Collection entries:
^^^^
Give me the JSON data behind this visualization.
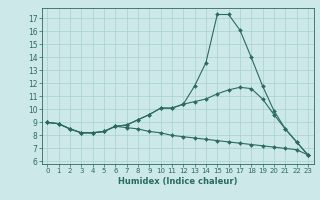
{
  "xlabel": "Humidex (Indice chaleur)",
  "background_color": "#cce8e8",
  "grid_color": "#a8d0d0",
  "line_color": "#2a6b60",
  "xlim": [
    -0.5,
    23.5
  ],
  "ylim": [
    5.8,
    17.8
  ],
  "xticks": [
    0,
    1,
    2,
    3,
    4,
    5,
    6,
    7,
    8,
    9,
    10,
    11,
    12,
    13,
    14,
    15,
    16,
    17,
    18,
    19,
    20,
    21,
    22,
    23
  ],
  "yticks": [
    6,
    7,
    8,
    9,
    10,
    11,
    12,
    13,
    14,
    15,
    16,
    17
  ],
  "line1_x": [
    0,
    1,
    2,
    3,
    4,
    5,
    6,
    7,
    8,
    9,
    10,
    11,
    12,
    13,
    14,
    15,
    16,
    17,
    18,
    19,
    20,
    21,
    22,
    23
  ],
  "line1_y": [
    9.0,
    8.9,
    8.5,
    8.2,
    8.2,
    8.3,
    8.7,
    8.8,
    9.2,
    9.6,
    10.1,
    10.1,
    10.4,
    11.8,
    13.6,
    17.3,
    17.3,
    16.1,
    14.0,
    11.8,
    9.9,
    8.5,
    7.5,
    6.5
  ],
  "line2_x": [
    0,
    1,
    2,
    3,
    4,
    5,
    6,
    7,
    8,
    9,
    10,
    11,
    12,
    13,
    14,
    15,
    16,
    17,
    18,
    19,
    20,
    21,
    22,
    23
  ],
  "line2_y": [
    9.0,
    8.9,
    8.5,
    8.2,
    8.2,
    8.3,
    8.7,
    8.8,
    9.2,
    9.6,
    10.1,
    10.1,
    10.4,
    10.6,
    10.8,
    11.2,
    11.5,
    11.7,
    11.6,
    10.8,
    9.6,
    8.5,
    7.5,
    6.5
  ],
  "line3_x": [
    0,
    1,
    2,
    3,
    4,
    5,
    6,
    7,
    8,
    9,
    10,
    11,
    12,
    13,
    14,
    15,
    16,
    17,
    18,
    19,
    20,
    21,
    22,
    23
  ],
  "line3_y": [
    9.0,
    8.9,
    8.5,
    8.2,
    8.2,
    8.3,
    8.7,
    8.6,
    8.5,
    8.3,
    8.2,
    8.0,
    7.9,
    7.8,
    7.7,
    7.6,
    7.5,
    7.4,
    7.3,
    7.2,
    7.1,
    7.0,
    6.9,
    6.5
  ]
}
^^^^
Write the material out again exactly as it appears, dropping the pictures.

Give me the JSON data behind this visualization.
{
  "xlabel": "Humidex (Indice chaleur)",
  "background_color": "#cce8e8",
  "grid_color": "#a8d0d0",
  "line_color": "#2a6b60",
  "xlim": [
    -0.5,
    23.5
  ],
  "ylim": [
    5.8,
    17.8
  ],
  "xticks": [
    0,
    1,
    2,
    3,
    4,
    5,
    6,
    7,
    8,
    9,
    10,
    11,
    12,
    13,
    14,
    15,
    16,
    17,
    18,
    19,
    20,
    21,
    22,
    23
  ],
  "yticks": [
    6,
    7,
    8,
    9,
    10,
    11,
    12,
    13,
    14,
    15,
    16,
    17
  ],
  "line1_x": [
    0,
    1,
    2,
    3,
    4,
    5,
    6,
    7,
    8,
    9,
    10,
    11,
    12,
    13,
    14,
    15,
    16,
    17,
    18,
    19,
    20,
    21,
    22,
    23
  ],
  "line1_y": [
    9.0,
    8.9,
    8.5,
    8.2,
    8.2,
    8.3,
    8.7,
    8.8,
    9.2,
    9.6,
    10.1,
    10.1,
    10.4,
    11.8,
    13.6,
    17.3,
    17.3,
    16.1,
    14.0,
    11.8,
    9.9,
    8.5,
    7.5,
    6.5
  ],
  "line2_x": [
    0,
    1,
    2,
    3,
    4,
    5,
    6,
    7,
    8,
    9,
    10,
    11,
    12,
    13,
    14,
    15,
    16,
    17,
    18,
    19,
    20,
    21,
    22,
    23
  ],
  "line2_y": [
    9.0,
    8.9,
    8.5,
    8.2,
    8.2,
    8.3,
    8.7,
    8.8,
    9.2,
    9.6,
    10.1,
    10.1,
    10.4,
    10.6,
    10.8,
    11.2,
    11.5,
    11.7,
    11.6,
    10.8,
    9.6,
    8.5,
    7.5,
    6.5
  ],
  "line3_x": [
    0,
    1,
    2,
    3,
    4,
    5,
    6,
    7,
    8,
    9,
    10,
    11,
    12,
    13,
    14,
    15,
    16,
    17,
    18,
    19,
    20,
    21,
    22,
    23
  ],
  "line3_y": [
    9.0,
    8.9,
    8.5,
    8.2,
    8.2,
    8.3,
    8.7,
    8.6,
    8.5,
    8.3,
    8.2,
    8.0,
    7.9,
    7.8,
    7.7,
    7.6,
    7.5,
    7.4,
    7.3,
    7.2,
    7.1,
    7.0,
    6.9,
    6.5
  ]
}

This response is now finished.